(begin)
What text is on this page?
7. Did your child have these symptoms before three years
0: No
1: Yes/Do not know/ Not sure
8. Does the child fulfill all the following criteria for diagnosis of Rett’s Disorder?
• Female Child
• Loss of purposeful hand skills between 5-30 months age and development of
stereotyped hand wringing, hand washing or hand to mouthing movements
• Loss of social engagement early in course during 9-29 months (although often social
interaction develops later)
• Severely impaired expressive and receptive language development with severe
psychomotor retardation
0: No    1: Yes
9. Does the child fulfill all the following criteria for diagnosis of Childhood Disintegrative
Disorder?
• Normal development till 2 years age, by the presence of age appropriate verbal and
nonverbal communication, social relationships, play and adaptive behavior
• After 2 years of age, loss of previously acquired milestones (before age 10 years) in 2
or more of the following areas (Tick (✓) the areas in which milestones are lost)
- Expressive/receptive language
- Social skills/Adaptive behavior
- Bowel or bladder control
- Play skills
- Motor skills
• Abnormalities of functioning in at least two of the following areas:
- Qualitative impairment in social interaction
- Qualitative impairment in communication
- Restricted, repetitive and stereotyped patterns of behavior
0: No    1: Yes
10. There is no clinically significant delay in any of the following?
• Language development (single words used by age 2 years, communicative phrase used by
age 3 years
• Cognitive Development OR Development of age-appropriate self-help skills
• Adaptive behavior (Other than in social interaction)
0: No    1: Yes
(end)
> Exercise directions:
Lines containing the word "receptive" must all be returned from the material above.

> Written solution:
• Severely impaired expressive and receptive language development with severe
- Expressive/receptive language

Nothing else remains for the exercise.